* Written task: Search the material for "tersebut" and show all lines that contain it.

* Data for processing:
○ ○ ○ ○

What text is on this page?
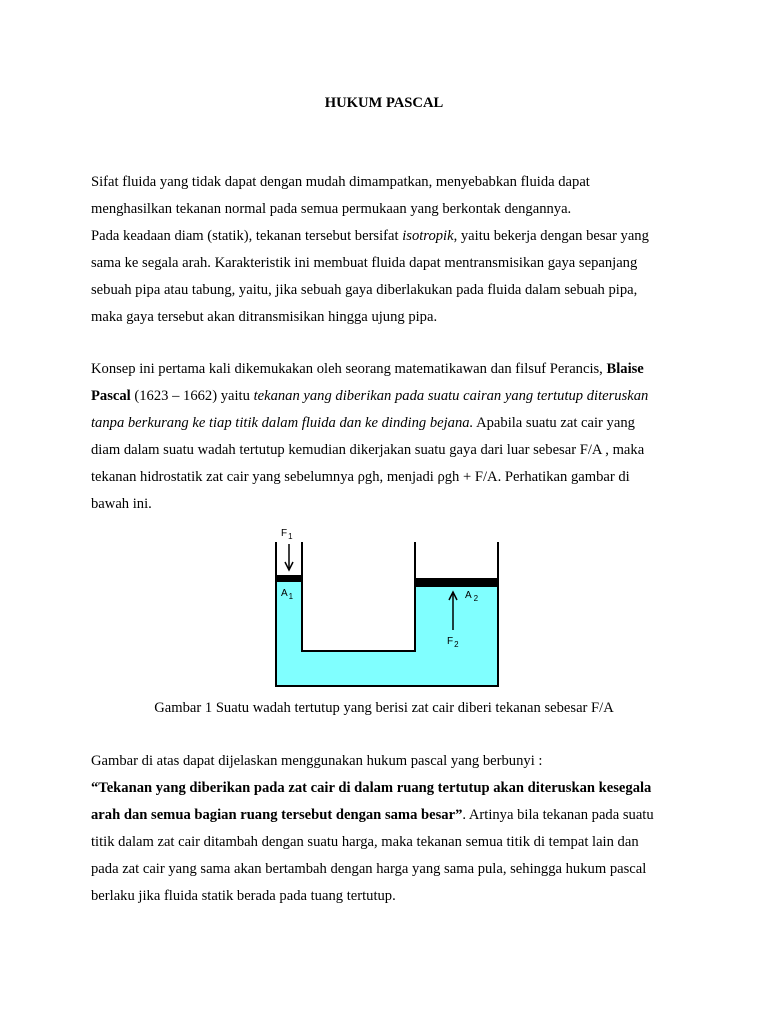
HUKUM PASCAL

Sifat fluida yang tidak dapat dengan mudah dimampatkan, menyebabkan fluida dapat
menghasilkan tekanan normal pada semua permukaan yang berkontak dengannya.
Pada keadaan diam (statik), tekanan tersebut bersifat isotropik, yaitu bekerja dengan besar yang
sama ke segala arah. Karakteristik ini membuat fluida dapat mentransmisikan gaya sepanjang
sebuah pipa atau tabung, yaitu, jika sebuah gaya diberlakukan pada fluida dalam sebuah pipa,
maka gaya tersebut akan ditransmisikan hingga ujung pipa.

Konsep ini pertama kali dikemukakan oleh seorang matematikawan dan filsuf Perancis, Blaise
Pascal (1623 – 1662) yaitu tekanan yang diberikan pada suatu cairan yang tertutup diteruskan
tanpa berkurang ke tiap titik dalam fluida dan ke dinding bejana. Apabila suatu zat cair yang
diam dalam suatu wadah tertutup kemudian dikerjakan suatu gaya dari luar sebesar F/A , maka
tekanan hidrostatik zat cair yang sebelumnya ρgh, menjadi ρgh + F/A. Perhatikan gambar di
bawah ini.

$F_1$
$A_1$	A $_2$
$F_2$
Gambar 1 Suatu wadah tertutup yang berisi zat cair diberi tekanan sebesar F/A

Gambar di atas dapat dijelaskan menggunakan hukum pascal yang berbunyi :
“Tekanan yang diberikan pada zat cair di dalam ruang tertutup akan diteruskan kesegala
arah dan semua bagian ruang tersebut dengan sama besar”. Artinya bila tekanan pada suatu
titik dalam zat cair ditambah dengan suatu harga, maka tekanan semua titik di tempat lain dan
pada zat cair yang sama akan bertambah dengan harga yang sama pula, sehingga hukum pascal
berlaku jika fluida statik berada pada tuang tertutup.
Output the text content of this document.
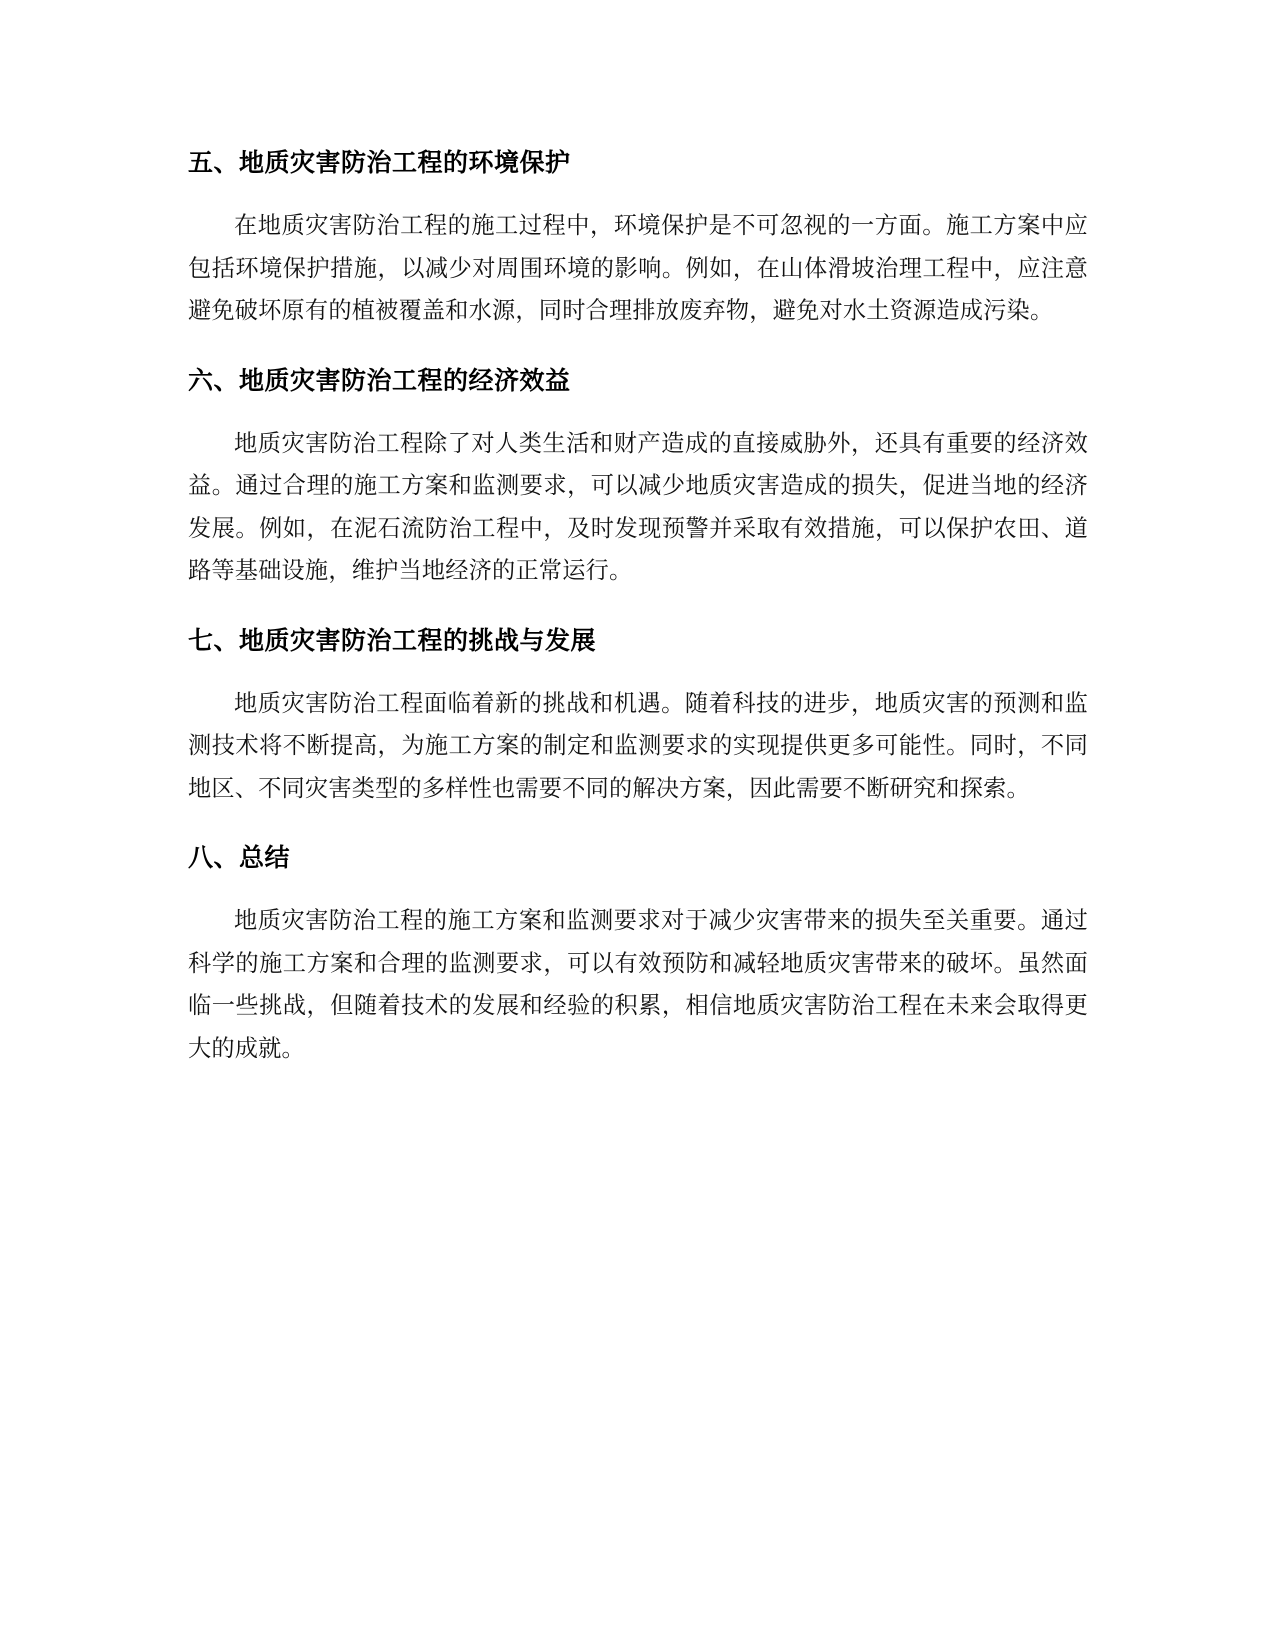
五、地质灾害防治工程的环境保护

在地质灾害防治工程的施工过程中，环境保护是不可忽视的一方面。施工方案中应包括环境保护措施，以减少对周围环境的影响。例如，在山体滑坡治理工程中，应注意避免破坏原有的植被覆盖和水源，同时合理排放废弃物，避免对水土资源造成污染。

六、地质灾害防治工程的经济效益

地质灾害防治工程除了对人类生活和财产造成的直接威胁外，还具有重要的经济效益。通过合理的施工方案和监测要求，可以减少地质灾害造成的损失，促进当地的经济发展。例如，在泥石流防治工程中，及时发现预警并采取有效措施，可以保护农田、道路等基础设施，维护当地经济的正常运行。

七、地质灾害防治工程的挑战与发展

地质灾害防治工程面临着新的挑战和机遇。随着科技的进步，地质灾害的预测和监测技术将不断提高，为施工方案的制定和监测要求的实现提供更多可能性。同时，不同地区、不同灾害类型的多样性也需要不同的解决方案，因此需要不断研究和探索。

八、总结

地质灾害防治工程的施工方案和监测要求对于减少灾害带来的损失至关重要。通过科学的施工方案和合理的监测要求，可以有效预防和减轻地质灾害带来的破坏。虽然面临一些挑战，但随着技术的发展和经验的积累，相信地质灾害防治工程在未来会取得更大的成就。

○ ○ ○ ○

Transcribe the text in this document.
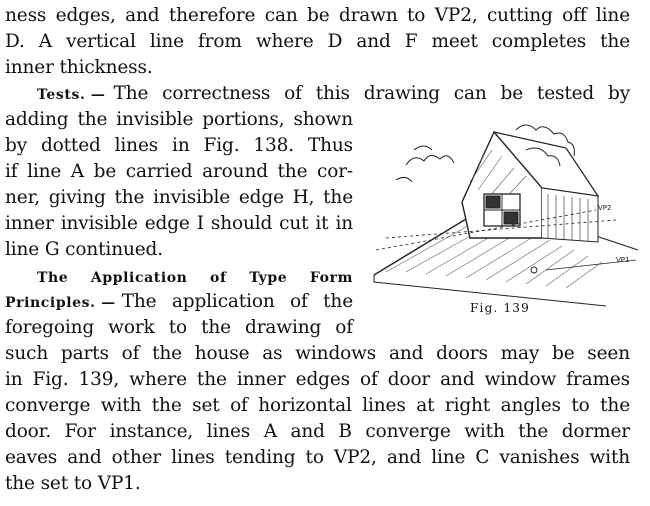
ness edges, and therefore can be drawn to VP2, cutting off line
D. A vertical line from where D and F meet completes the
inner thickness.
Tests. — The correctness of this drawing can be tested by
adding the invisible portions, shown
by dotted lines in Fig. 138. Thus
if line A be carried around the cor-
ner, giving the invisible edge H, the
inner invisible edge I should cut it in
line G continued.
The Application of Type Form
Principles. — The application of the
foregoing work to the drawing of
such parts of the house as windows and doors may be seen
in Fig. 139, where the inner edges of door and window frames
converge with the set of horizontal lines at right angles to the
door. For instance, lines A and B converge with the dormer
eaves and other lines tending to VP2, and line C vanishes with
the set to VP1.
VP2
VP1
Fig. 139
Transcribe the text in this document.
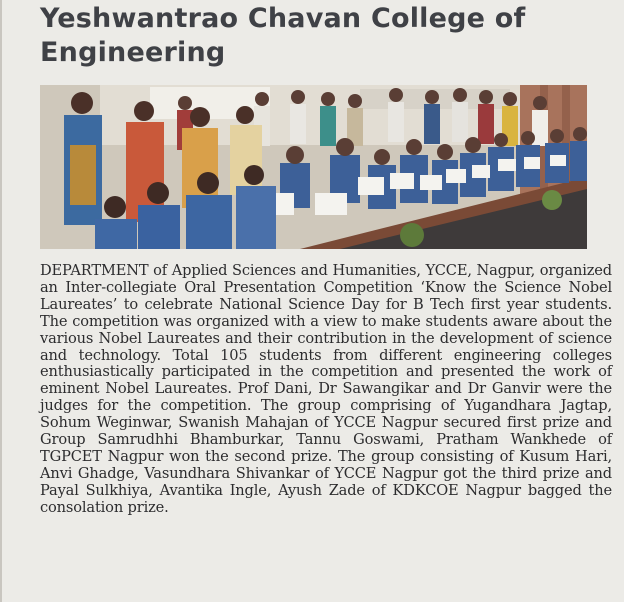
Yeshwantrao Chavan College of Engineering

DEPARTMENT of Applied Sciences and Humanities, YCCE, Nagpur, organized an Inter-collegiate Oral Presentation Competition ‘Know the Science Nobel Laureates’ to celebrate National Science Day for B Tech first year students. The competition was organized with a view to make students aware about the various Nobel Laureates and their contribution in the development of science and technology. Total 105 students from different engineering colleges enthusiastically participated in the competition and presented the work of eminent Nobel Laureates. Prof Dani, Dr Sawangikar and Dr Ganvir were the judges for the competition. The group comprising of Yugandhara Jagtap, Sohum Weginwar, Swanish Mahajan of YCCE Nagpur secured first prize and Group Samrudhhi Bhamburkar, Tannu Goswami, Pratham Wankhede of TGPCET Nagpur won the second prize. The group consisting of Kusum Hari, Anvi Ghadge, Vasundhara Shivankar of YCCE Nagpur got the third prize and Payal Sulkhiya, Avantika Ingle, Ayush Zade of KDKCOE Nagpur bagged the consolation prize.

○ ○ ○ ○

* Result for this task:
Pada keadaan diam (statik), tekanan tersebut bersifat isotropik, yaitu bekerja dengan besar yang
maka gaya tersebut akan ditransmisikan hingga ujung pipa.
arah dan semua bagian ruang tersebut dengan sama besar”. Artinya bila tekanan pada suatu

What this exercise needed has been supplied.